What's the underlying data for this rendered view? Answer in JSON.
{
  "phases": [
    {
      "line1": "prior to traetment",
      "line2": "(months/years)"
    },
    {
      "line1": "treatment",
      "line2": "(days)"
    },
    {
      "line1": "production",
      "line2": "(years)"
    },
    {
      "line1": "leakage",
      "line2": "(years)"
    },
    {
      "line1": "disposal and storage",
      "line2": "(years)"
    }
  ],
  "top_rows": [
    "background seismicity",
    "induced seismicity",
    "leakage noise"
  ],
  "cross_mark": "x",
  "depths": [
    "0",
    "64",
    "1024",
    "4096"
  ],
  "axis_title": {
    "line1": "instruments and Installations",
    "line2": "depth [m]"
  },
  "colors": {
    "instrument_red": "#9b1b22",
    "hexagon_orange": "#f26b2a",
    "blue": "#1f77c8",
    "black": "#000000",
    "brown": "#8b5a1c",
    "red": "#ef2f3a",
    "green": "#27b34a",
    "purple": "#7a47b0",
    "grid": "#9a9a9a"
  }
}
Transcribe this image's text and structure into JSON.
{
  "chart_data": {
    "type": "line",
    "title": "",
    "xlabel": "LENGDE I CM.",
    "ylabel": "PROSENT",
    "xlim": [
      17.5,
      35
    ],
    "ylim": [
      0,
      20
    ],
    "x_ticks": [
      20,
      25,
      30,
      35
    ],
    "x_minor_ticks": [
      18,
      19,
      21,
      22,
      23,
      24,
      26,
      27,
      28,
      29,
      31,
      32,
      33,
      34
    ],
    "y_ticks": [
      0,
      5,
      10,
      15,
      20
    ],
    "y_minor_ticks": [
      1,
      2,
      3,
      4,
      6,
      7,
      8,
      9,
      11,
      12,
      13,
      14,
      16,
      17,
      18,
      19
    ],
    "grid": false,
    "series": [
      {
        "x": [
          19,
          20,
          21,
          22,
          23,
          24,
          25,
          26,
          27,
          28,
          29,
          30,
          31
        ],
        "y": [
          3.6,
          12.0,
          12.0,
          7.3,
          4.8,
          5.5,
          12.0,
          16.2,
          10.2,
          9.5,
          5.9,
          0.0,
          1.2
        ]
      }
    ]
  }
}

-*-

§ **Task description**: Find every line with the word "this" and state how many there are, with no other words.

§ **Complete response**: 2